- What is needed
Show all lines from the data that include the word "электросетевого".

- Entries shown

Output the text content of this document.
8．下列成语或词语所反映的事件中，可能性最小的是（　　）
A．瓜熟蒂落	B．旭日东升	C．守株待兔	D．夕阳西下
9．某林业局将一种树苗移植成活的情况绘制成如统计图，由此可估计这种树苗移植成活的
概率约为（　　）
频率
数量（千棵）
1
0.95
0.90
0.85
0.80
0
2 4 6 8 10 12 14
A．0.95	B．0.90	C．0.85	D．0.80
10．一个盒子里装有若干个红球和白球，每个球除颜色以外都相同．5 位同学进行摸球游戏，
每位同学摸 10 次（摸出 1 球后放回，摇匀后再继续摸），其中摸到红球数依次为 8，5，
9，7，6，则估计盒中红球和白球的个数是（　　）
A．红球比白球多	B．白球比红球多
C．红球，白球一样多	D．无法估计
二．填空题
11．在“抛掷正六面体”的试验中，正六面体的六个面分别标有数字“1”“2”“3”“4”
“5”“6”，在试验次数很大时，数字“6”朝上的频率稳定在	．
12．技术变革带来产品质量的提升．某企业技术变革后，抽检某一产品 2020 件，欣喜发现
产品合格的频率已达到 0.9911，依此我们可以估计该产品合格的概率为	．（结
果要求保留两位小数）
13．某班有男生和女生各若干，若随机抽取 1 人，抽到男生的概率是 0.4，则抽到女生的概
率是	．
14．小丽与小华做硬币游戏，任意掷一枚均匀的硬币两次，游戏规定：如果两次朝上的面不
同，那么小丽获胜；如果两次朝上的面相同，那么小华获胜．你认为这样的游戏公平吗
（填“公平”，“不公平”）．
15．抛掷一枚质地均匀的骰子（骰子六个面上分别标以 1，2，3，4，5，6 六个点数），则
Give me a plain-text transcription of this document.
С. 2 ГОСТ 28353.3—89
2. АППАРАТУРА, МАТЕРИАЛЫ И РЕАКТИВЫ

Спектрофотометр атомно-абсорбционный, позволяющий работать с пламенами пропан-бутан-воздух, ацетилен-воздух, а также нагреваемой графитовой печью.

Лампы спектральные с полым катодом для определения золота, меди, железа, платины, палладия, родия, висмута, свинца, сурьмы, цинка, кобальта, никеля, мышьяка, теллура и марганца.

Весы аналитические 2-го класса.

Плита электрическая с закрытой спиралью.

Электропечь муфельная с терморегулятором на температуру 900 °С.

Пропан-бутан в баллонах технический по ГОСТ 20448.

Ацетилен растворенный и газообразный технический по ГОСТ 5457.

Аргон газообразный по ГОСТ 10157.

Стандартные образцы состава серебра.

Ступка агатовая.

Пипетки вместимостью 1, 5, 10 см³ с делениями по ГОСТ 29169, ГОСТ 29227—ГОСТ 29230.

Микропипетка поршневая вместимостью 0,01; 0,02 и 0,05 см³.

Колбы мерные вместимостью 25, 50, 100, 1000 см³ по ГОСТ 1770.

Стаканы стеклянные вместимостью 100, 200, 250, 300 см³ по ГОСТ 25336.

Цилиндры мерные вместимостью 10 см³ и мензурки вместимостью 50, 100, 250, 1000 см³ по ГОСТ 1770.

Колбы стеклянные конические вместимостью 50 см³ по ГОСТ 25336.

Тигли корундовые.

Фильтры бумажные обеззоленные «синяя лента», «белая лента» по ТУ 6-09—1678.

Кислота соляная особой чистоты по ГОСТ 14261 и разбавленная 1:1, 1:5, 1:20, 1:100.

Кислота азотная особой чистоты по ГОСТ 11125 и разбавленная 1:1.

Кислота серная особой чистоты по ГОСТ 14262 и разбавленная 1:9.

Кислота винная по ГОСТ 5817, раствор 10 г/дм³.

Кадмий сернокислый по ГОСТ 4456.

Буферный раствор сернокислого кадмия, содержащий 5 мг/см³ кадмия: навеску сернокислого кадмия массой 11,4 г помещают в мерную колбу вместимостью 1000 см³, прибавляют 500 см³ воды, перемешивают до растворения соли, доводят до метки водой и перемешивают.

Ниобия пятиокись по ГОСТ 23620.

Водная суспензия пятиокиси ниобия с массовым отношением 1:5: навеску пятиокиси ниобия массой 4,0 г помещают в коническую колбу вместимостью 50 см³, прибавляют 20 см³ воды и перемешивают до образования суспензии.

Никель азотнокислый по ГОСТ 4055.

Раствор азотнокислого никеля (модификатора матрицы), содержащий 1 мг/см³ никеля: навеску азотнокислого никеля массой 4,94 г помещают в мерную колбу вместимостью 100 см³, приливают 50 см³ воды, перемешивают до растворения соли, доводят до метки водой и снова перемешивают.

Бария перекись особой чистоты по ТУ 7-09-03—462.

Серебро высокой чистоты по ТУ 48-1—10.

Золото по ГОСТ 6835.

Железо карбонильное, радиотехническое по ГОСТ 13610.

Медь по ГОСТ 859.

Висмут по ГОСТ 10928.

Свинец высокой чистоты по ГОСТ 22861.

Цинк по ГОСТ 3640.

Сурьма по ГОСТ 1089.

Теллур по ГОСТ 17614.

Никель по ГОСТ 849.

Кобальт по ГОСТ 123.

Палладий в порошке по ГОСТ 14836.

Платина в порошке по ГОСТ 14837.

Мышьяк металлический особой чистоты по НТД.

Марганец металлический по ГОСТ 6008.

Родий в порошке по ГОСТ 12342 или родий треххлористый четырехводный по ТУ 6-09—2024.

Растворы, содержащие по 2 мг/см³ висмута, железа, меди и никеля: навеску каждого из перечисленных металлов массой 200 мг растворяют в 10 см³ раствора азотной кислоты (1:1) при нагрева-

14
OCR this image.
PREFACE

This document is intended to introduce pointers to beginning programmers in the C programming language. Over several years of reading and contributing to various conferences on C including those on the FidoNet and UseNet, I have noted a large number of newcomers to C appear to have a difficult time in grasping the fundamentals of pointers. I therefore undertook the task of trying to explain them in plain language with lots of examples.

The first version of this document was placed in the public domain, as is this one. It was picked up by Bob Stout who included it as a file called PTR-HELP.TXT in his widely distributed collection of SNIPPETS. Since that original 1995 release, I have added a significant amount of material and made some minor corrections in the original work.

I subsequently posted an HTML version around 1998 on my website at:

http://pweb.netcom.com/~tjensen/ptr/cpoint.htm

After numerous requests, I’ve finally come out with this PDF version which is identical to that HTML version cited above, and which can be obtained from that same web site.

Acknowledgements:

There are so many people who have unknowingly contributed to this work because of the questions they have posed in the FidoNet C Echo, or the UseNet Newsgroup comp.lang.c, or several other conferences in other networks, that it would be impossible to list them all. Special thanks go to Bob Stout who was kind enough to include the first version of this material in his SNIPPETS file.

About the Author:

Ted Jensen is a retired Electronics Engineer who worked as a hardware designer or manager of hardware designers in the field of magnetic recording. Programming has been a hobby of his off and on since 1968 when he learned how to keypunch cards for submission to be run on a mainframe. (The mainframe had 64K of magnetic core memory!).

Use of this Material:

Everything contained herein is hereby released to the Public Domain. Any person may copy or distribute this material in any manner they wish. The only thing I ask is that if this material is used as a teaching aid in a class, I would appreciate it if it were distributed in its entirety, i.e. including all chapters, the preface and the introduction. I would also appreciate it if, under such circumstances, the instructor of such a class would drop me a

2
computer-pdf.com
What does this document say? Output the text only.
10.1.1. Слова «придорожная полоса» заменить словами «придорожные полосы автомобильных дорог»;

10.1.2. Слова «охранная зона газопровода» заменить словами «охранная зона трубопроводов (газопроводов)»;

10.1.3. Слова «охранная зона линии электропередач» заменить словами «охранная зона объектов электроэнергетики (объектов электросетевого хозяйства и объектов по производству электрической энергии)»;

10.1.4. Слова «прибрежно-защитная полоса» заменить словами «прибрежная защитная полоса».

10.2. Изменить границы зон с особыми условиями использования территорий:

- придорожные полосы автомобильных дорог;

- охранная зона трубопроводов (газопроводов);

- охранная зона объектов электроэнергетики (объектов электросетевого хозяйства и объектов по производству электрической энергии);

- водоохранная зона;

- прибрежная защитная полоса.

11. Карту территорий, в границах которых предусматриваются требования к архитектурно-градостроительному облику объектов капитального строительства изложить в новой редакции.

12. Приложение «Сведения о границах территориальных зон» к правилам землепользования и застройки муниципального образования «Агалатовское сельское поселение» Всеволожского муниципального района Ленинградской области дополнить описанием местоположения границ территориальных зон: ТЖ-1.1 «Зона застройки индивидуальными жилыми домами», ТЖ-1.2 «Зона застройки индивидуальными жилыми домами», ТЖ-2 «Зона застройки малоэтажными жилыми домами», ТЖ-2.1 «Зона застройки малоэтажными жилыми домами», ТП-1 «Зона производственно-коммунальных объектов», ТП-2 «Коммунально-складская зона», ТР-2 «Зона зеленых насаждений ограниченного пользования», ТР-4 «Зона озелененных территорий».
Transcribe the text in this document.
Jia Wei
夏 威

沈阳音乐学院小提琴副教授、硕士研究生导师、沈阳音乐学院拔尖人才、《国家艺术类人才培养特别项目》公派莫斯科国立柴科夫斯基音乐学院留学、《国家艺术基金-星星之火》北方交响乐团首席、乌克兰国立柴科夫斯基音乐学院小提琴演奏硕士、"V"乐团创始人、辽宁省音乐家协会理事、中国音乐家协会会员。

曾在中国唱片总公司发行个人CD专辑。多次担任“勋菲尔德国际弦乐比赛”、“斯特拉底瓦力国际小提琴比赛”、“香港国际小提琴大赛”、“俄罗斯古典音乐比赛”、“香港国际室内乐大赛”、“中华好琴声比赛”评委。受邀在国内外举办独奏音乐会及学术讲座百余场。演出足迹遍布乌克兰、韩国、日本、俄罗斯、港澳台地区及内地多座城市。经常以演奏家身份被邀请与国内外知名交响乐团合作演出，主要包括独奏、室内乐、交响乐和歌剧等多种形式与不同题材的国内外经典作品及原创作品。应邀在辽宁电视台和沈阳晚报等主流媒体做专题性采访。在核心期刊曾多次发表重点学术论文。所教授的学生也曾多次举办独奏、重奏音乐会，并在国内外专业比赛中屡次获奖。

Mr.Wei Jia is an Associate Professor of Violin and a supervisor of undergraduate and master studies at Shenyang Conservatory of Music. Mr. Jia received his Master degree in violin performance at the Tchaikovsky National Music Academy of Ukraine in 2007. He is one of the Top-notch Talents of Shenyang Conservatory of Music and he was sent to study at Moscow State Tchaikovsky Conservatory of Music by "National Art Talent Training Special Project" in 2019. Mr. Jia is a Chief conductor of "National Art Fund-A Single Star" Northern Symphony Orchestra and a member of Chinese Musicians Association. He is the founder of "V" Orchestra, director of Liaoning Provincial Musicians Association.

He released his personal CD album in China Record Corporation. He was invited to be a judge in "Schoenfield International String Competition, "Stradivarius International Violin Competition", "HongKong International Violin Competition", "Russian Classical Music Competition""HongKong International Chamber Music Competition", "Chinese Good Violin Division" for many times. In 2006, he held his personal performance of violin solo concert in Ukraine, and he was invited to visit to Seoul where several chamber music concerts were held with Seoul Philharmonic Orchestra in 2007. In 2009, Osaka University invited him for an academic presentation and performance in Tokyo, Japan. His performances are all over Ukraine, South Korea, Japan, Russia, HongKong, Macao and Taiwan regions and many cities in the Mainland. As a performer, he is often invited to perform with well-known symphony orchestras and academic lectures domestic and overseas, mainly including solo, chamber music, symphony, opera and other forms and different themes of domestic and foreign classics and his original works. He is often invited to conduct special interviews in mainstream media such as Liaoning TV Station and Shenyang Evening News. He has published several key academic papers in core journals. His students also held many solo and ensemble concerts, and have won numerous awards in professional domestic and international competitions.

- Response to this exercise
10.1.3. Слова «охранная зона линии электропередач» заменить словами «охранная зона объектов электроэнергетики (объектов электросетевого хозяйства и объектов по производству электрической энергии)»;
- охранная зона объектов электроэнергетики (объектов электросетевого хозяйства и объектов по производству электрической энергии);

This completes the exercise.